● **WORK INSTRUCTIONS**:
Copy the lines below as they are; omit the images they contain.

<<<<

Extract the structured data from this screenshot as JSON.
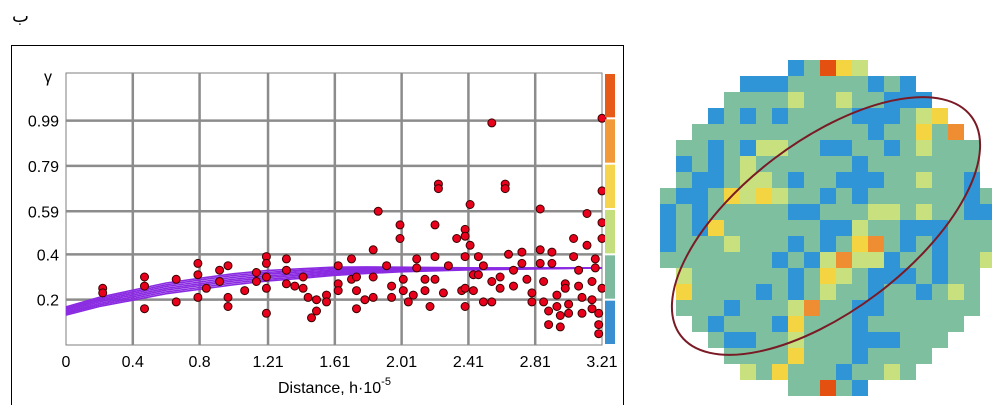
{
  "panel_label": "ب",
  "chart_data": {
    "type": "scatter",
    "title": "",
    "xlabel": "Distance, h·10",
    "xlabel_exponent": "-5",
    "ylabel": "γ",
    "xlim": [
      0,
      3.21
    ],
    "ylim": [
      0,
      1.2
    ],
    "x_ticks": [
      "0",
      "0.4",
      "0.8",
      "1.21",
      "1.61",
      "2.01",
      "2.41",
      "2.81",
      "3.21"
    ],
    "x_tick_values": [
      0,
      0.4,
      0.8,
      1.21,
      1.61,
      2.01,
      2.41,
      2.81,
      3.21
    ],
    "y_ticks": [
      "0.2",
      "0.4",
      "0.59",
      "0.79",
      "0.99"
    ],
    "y_tick_values": [
      0.2,
      0.4,
      0.59,
      0.79,
      0.99
    ],
    "grid": true,
    "point_color": "#e8001c",
    "curve_color": "#8a2be2",
    "points": [
      [
        0.22,
        0.25
      ],
      [
        0.22,
        0.23
      ],
      [
        0.47,
        0.3
      ],
      [
        0.47,
        0.26
      ],
      [
        0.47,
        0.16
      ],
      [
        0.66,
        0.29
      ],
      [
        0.66,
        0.19
      ],
      [
        0.79,
        0.36
      ],
      [
        0.79,
        0.31
      ],
      [
        0.79,
        0.21
      ],
      [
        0.84,
        0.25
      ],
      [
        0.92,
        0.33
      ],
      [
        0.92,
        0.28
      ],
      [
        0.97,
        0.35
      ],
      [
        0.97,
        0.21
      ],
      [
        0.97,
        0.17
      ],
      [
        1.07,
        0.24
      ],
      [
        1.14,
        0.32
      ],
      [
        1.14,
        0.28
      ],
      [
        1.2,
        0.39
      ],
      [
        1.2,
        0.36
      ],
      [
        1.2,
        0.3
      ],
      [
        1.2,
        0.25
      ],
      [
        1.2,
        0.14
      ],
      [
        1.32,
        0.38
      ],
      [
        1.32,
        0.33
      ],
      [
        1.32,
        0.27
      ],
      [
        1.37,
        0.26
      ],
      [
        1.42,
        0.3
      ],
      [
        1.42,
        0.25
      ],
      [
        1.45,
        0.21
      ],
      [
        1.47,
        0.12
      ],
      [
        1.5,
        0.2
      ],
      [
        1.5,
        0.15
      ],
      [
        1.56,
        0.22
      ],
      [
        1.56,
        0.19
      ],
      [
        1.63,
        0.35
      ],
      [
        1.63,
        0.27
      ],
      [
        1.63,
        0.24
      ],
      [
        1.71,
        0.38
      ],
      [
        1.71,
        0.29
      ],
      [
        1.74,
        0.3
      ],
      [
        1.74,
        0.24
      ],
      [
        1.74,
        0.16
      ],
      [
        1.79,
        0.2
      ],
      [
        1.84,
        0.42
      ],
      [
        1.84,
        0.3
      ],
      [
        1.84,
        0.21
      ],
      [
        1.87,
        0.59
      ],
      [
        1.92,
        0.35
      ],
      [
        1.95,
        0.26
      ],
      [
        1.95,
        0.21
      ],
      [
        2.0,
        0.53
      ],
      [
        2.0,
        0.47
      ],
      [
        2.02,
        0.29
      ],
      [
        2.02,
        0.24
      ],
      [
        2.05,
        0.19
      ],
      [
        2.08,
        0.22
      ],
      [
        2.1,
        0.38
      ],
      [
        2.1,
        0.34
      ],
      [
        2.15,
        0.29
      ],
      [
        2.15,
        0.24
      ],
      [
        2.18,
        0.17
      ],
      [
        2.21,
        0.53
      ],
      [
        2.21,
        0.39
      ],
      [
        2.21,
        0.29
      ],
      [
        2.23,
        0.71
      ],
      [
        2.23,
        0.69
      ],
      [
        2.26,
        0.23
      ],
      [
        2.29,
        0.35
      ],
      [
        2.34,
        0.47
      ],
      [
        2.37,
        0.24
      ],
      [
        2.39,
        0.51
      ],
      [
        2.39,
        0.48
      ],
      [
        2.39,
        0.39
      ],
      [
        2.39,
        0.25
      ],
      [
        2.39,
        0.17
      ],
      [
        2.42,
        0.62
      ],
      [
        2.42,
        0.44
      ],
      [
        2.44,
        0.31
      ],
      [
        2.44,
        0.24
      ],
      [
        2.47,
        0.39
      ],
      [
        2.47,
        0.31
      ],
      [
        2.5,
        0.35
      ],
      [
        2.5,
        0.19
      ],
      [
        2.55,
        0.98
      ],
      [
        2.55,
        0.28
      ],
      [
        2.55,
        0.19
      ],
      [
        2.6,
        0.3
      ],
      [
        2.6,
        0.25
      ],
      [
        2.63,
        0.71
      ],
      [
        2.63,
        0.69
      ],
      [
        2.65,
        0.4
      ],
      [
        2.68,
        0.33
      ],
      [
        2.68,
        0.26
      ],
      [
        2.73,
        0.41
      ],
      [
        2.73,
        0.36
      ],
      [
        2.76,
        0.29
      ],
      [
        2.79,
        0.23
      ],
      [
        2.79,
        0.19
      ],
      [
        2.84,
        0.6
      ],
      [
        2.84,
        0.42
      ],
      [
        2.84,
        0.36
      ],
      [
        2.86,
        0.28
      ],
      [
        2.86,
        0.19
      ],
      [
        2.89,
        0.15
      ],
      [
        2.89,
        0.09
      ],
      [
        2.91,
        0.41
      ],
      [
        2.91,
        0.36
      ],
      [
        2.94,
        0.22
      ],
      [
        2.94,
        0.17
      ],
      [
        2.96,
        0.13
      ],
      [
        2.96,
        0.08
      ],
      [
        2.99,
        0.27
      ],
      [
        2.99,
        0.25
      ],
      [
        3.01,
        0.18
      ],
      [
        3.01,
        0.14
      ],
      [
        3.04,
        0.47
      ],
      [
        3.04,
        0.39
      ],
      [
        3.07,
        0.33
      ],
      [
        3.07,
        0.26
      ],
      [
        3.09,
        0.21
      ],
      [
        3.09,
        0.14
      ],
      [
        3.12,
        0.58
      ],
      [
        3.12,
        0.44
      ],
      [
        3.15,
        0.28
      ],
      [
        3.15,
        0.2
      ],
      [
        3.15,
        0.16
      ],
      [
        3.17,
        0.38
      ],
      [
        3.17,
        0.34
      ],
      [
        3.19,
        0.14
      ],
      [
        3.19,
        0.09
      ],
      [
        3.19,
        0.05
      ],
      [
        3.21,
        0.25
      ],
      [
        3.21,
        0.47
      ],
      [
        3.21,
        0.54
      ],
      [
        3.21,
        0.68
      ],
      [
        3.21,
        1.0
      ]
    ],
    "curve_samples": [
      [
        0.0,
        0.15
      ],
      [
        0.2,
        0.19
      ],
      [
        0.4,
        0.22
      ],
      [
        0.6,
        0.25
      ],
      [
        0.8,
        0.27
      ],
      [
        1.0,
        0.29
      ],
      [
        1.2,
        0.305
      ],
      [
        1.4,
        0.315
      ],
      [
        1.6,
        0.325
      ],
      [
        1.8,
        0.33
      ],
      [
        2.0,
        0.333
      ],
      [
        2.4,
        0.336
      ],
      [
        2.8,
        0.338
      ],
      [
        3.21,
        0.34
      ]
    ],
    "colorbar_colors": [
      "#3a8fd1",
      "#7dbaa0",
      "#c6df7e",
      "#f4d54d",
      "#f09a3a",
      "#e85a17"
    ]
  },
  "map": {
    "palette": {
      "blue": "#2f95d6",
      "green": "#7dbf9f",
      "lime": "#c8e07d",
      "yellow": "#f5d442",
      "orange": "#ef8d32",
      "red": "#e4500f",
      "ellipse": "#7a1a25"
    }
  }
}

>>>>

● **OUTPUT**:
Extract the structured data from this screenshot as JSON.
{
  "panel_label": "ب",
  "chart_data": {
    "type": "scatter",
    "title": "",
    "xlabel": "Distance, h·10",
    "xlabel_exponent": "-5",
    "ylabel": "γ",
    "xlim": [
      0,
      3.21
    ],
    "ylim": [
      0,
      1.2
    ],
    "x_ticks": [
      "0",
      "0.4",
      "0.8",
      "1.21",
      "1.61",
      "2.01",
      "2.41",
      "2.81",
      "3.21"
    ],
    "x_tick_values": [
      0,
      0.4,
      0.8,
      1.21,
      1.61,
      2.01,
      2.41,
      2.81,
      3.21
    ],
    "y_ticks": [
      "0.2",
      "0.4",
      "0.59",
      "0.79",
      "0.99"
    ],
    "y_tick_values": [
      0.2,
      0.4,
      0.59,
      0.79,
      0.99
    ],
    "grid": true,
    "point_color": "#e8001c",
    "curve_color": "#8a2be2",
    "points": [
      [
        0.22,
        0.25
      ],
      [
        0.22,
        0.23
      ],
      [
        0.47,
        0.3
      ],
      [
        0.47,
        0.26
      ],
      [
        0.47,
        0.16
      ],
      [
        0.66,
        0.29
      ],
      [
        0.66,
        0.19
      ],
      [
        0.79,
        0.36
      ],
      [
        0.79,
        0.31
      ],
      [
        0.79,
        0.21
      ],
      [
        0.84,
        0.25
      ],
      [
        0.92,
        0.33
      ],
      [
        0.92,
        0.28
      ],
      [
        0.97,
        0.35
      ],
      [
        0.97,
        0.21
      ],
      [
        0.97,
        0.17
      ],
      [
        1.07,
        0.24
      ],
      [
        1.14,
        0.32
      ],
      [
        1.14,
        0.28
      ],
      [
        1.2,
        0.39
      ],
      [
        1.2,
        0.36
      ],
      [
        1.2,
        0.3
      ],
      [
        1.2,
        0.25
      ],
      [
        1.2,
        0.14
      ],
      [
        1.32,
        0.38
      ],
      [
        1.32,
        0.33
      ],
      [
        1.32,
        0.27
      ],
      [
        1.37,
        0.26
      ],
      [
        1.42,
        0.3
      ],
      [
        1.42,
        0.25
      ],
      [
        1.45,
        0.21
      ],
      [
        1.47,
        0.12
      ],
      [
        1.5,
        0.2
      ],
      [
        1.5,
        0.15
      ],
      [
        1.56,
        0.22
      ],
      [
        1.56,
        0.19
      ],
      [
        1.63,
        0.35
      ],
      [
        1.63,
        0.27
      ],
      [
        1.63,
        0.24
      ],
      [
        1.71,
        0.38
      ],
      [
        1.71,
        0.29
      ],
      [
        1.74,
        0.3
      ],
      [
        1.74,
        0.24
      ],
      [
        1.74,
        0.16
      ],
      [
        1.79,
        0.2
      ],
      [
        1.84,
        0.42
      ],
      [
        1.84,
        0.3
      ],
      [
        1.84,
        0.21
      ],
      [
        1.87,
        0.59
      ],
      [
        1.92,
        0.35
      ],
      [
        1.95,
        0.26
      ],
      [
        1.95,
        0.21
      ],
      [
        2.0,
        0.53
      ],
      [
        2.0,
        0.47
      ],
      [
        2.02,
        0.29
      ],
      [
        2.02,
        0.24
      ],
      [
        2.05,
        0.19
      ],
      [
        2.08,
        0.22
      ],
      [
        2.1,
        0.38
      ],
      [
        2.1,
        0.34
      ],
      [
        2.15,
        0.29
      ],
      [
        2.15,
        0.24
      ],
      [
        2.18,
        0.17
      ],
      [
        2.21,
        0.53
      ],
      [
        2.21,
        0.39
      ],
      [
        2.21,
        0.29
      ],
      [
        2.23,
        0.71
      ],
      [
        2.23,
        0.69
      ],
      [
        2.26,
        0.23
      ],
      [
        2.29,
        0.35
      ],
      [
        2.34,
        0.47
      ],
      [
        2.37,
        0.24
      ],
      [
        2.39,
        0.51
      ],
      [
        2.39,
        0.48
      ],
      [
        2.39,
        0.39
      ],
      [
        2.39,
        0.25
      ],
      [
        2.39,
        0.17
      ],
      [
        2.42,
        0.62
      ],
      [
        2.42,
        0.44
      ],
      [
        2.44,
        0.31
      ],
      [
        2.44,
        0.24
      ],
      [
        2.47,
        0.39
      ],
      [
        2.47,
        0.31
      ],
      [
        2.5,
        0.35
      ],
      [
        2.5,
        0.19
      ],
      [
        2.55,
        0.98
      ],
      [
        2.55,
        0.28
      ],
      [
        2.55,
        0.19
      ],
      [
        2.6,
        0.3
      ],
      [
        2.6,
        0.25
      ],
      [
        2.63,
        0.71
      ],
      [
        2.63,
        0.69
      ],
      [
        2.65,
        0.4
      ],
      [
        2.68,
        0.33
      ],
      [
        2.68,
        0.26
      ],
      [
        2.73,
        0.41
      ],
      [
        2.73,
        0.36
      ],
      [
        2.76,
        0.29
      ],
      [
        2.79,
        0.23
      ],
      [
        2.79,
        0.19
      ],
      [
        2.84,
        0.6
      ],
      [
        2.84,
        0.42
      ],
      [
        2.84,
        0.36
      ],
      [
        2.86,
        0.28
      ],
      [
        2.86,
        0.19
      ],
      [
        2.89,
        0.15
      ],
      [
        2.89,
        0.09
      ],
      [
        2.91,
        0.41
      ],
      [
        2.91,
        0.36
      ],
      [
        2.94,
        0.22
      ],
      [
        2.94,
        0.17
      ],
      [
        2.96,
        0.13
      ],
      [
        2.96,
        0.08
      ],
      [
        2.99,
        0.27
      ],
      [
        2.99,
        0.25
      ],
      [
        3.01,
        0.18
      ],
      [
        3.01,
        0.14
      ],
      [
        3.04,
        0.47
      ],
      [
        3.04,
        0.39
      ],
      [
        3.07,
        0.33
      ],
      [
        3.07,
        0.26
      ],
      [
        3.09,
        0.21
      ],
      [
        3.09,
        0.14
      ],
      [
        3.12,
        0.58
      ],
      [
        3.12,
        0.44
      ],
      [
        3.15,
        0.28
      ],
      [
        3.15,
        0.2
      ],
      [
        3.15,
        0.16
      ],
      [
        3.17,
        0.38
      ],
      [
        3.17,
        0.34
      ],
      [
        3.19,
        0.14
      ],
      [
        3.19,
        0.09
      ],
      [
        3.19,
        0.05
      ],
      [
        3.21,
        0.25
      ],
      [
        3.21,
        0.47
      ],
      [
        3.21,
        0.54
      ],
      [
        3.21,
        0.68
      ],
      [
        3.21,
        1.0
      ]
    ],
    "curve_samples": [
      [
        0.0,
        0.15
      ],
      [
        0.2,
        0.19
      ],
      [
        0.4,
        0.22
      ],
      [
        0.6,
        0.25
      ],
      [
        0.8,
        0.27
      ],
      [
        1.0,
        0.29
      ],
      [
        1.2,
        0.305
      ],
      [
        1.4,
        0.315
      ],
      [
        1.6,
        0.325
      ],
      [
        1.8,
        0.33
      ],
      [
        2.0,
        0.333
      ],
      [
        2.4,
        0.336
      ],
      [
        2.8,
        0.338
      ],
      [
        3.21,
        0.34
      ]
    ],
    "colorbar_colors": [
      "#3a8fd1",
      "#7dbaa0",
      "#c6df7e",
      "#f4d54d",
      "#f09a3a",
      "#e85a17"
    ]
  },
  "map": {
    "palette": {
      "blue": "#2f95d6",
      "green": "#7dbf9f",
      "lime": "#c8e07d",
      "yellow": "#f5d442",
      "orange": "#ef8d32",
      "red": "#e4500f",
      "ellipse": "#7a1a25"
    }
  }
}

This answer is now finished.